## start RECORDS TO USE

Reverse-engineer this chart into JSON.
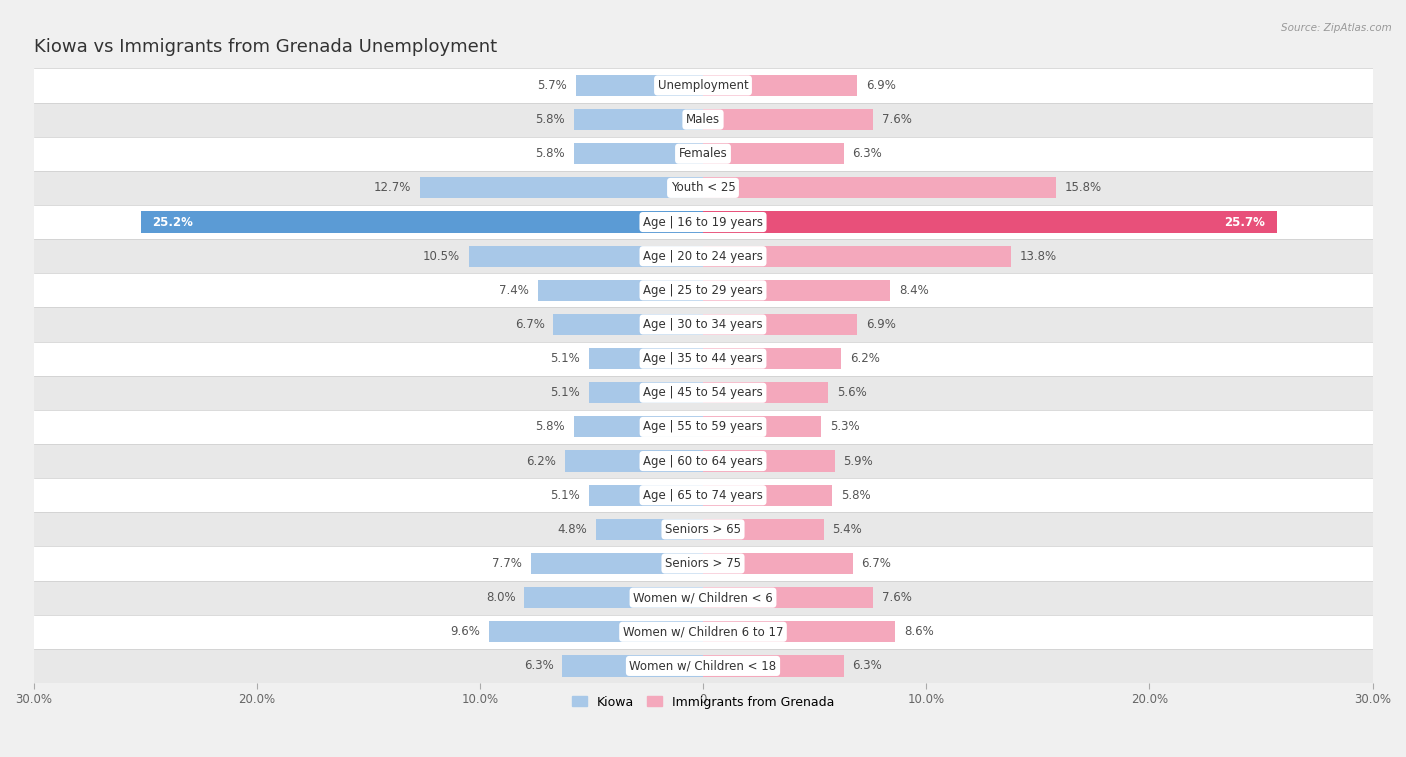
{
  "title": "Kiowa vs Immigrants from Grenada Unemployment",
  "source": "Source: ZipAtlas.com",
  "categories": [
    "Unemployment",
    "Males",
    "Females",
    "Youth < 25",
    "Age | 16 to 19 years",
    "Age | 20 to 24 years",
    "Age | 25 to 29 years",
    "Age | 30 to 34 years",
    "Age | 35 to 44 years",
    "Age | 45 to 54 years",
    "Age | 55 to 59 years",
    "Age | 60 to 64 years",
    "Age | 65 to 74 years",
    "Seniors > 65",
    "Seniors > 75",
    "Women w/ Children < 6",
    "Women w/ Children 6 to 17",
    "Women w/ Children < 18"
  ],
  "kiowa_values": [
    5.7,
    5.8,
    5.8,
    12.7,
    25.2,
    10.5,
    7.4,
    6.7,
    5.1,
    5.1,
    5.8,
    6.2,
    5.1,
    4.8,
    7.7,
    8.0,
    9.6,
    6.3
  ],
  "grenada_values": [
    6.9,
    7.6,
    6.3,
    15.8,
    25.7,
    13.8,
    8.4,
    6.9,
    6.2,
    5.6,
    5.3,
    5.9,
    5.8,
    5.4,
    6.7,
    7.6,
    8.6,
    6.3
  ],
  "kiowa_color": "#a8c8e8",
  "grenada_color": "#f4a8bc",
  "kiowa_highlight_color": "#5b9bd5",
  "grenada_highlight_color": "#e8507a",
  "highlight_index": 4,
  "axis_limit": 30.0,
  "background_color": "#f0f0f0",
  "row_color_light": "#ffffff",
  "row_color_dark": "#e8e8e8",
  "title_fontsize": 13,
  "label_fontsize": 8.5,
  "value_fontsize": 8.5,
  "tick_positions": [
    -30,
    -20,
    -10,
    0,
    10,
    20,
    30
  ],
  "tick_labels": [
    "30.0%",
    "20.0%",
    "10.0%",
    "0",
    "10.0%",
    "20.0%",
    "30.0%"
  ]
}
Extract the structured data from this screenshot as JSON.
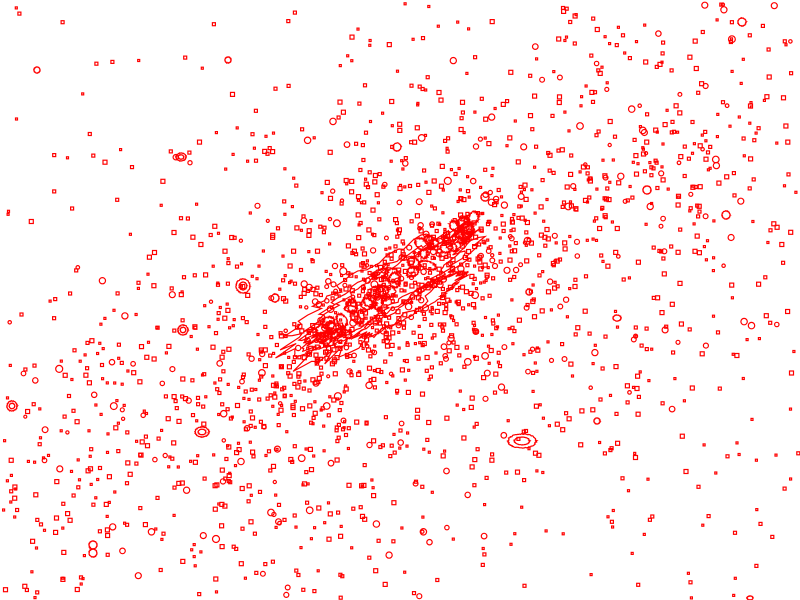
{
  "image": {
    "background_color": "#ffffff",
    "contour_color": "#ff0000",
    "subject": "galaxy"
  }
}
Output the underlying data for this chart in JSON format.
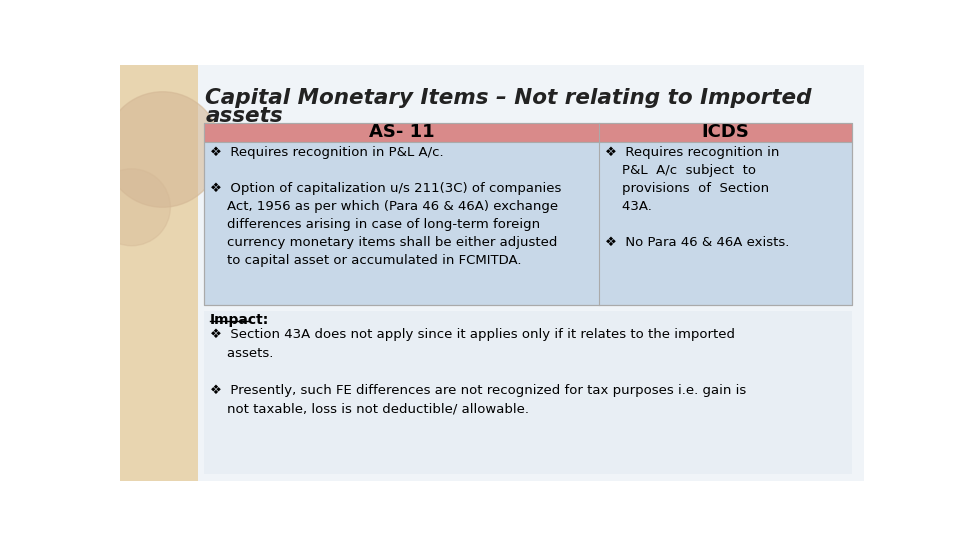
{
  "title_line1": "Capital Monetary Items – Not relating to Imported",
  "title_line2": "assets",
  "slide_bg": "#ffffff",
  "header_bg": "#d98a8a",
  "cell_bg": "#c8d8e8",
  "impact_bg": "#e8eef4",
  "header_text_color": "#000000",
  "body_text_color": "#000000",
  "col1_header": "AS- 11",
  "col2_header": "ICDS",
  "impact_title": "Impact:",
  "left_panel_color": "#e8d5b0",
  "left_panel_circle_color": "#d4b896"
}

## end RECORDS TO USE

* PROBLEM DETAILS *
Write out again, exactly, each line from the one containing "Output the underlying" through the last line of the entries, and omit every picture.

* FULL RESPONSE *
Output the underlying data for this chart in JSON format.
{
  "title_line1": "Capital Monetary Items – Not relating to Imported",
  "title_line2": "assets",
  "slide_bg": "#ffffff",
  "header_bg": "#d98a8a",
  "cell_bg": "#c8d8e8",
  "impact_bg": "#e8eef4",
  "header_text_color": "#000000",
  "body_text_color": "#000000",
  "col1_header": "AS- 11",
  "col2_header": "ICDS",
  "impact_title": "Impact:",
  "left_panel_color": "#e8d5b0",
  "left_panel_circle_color": "#d4b896"
}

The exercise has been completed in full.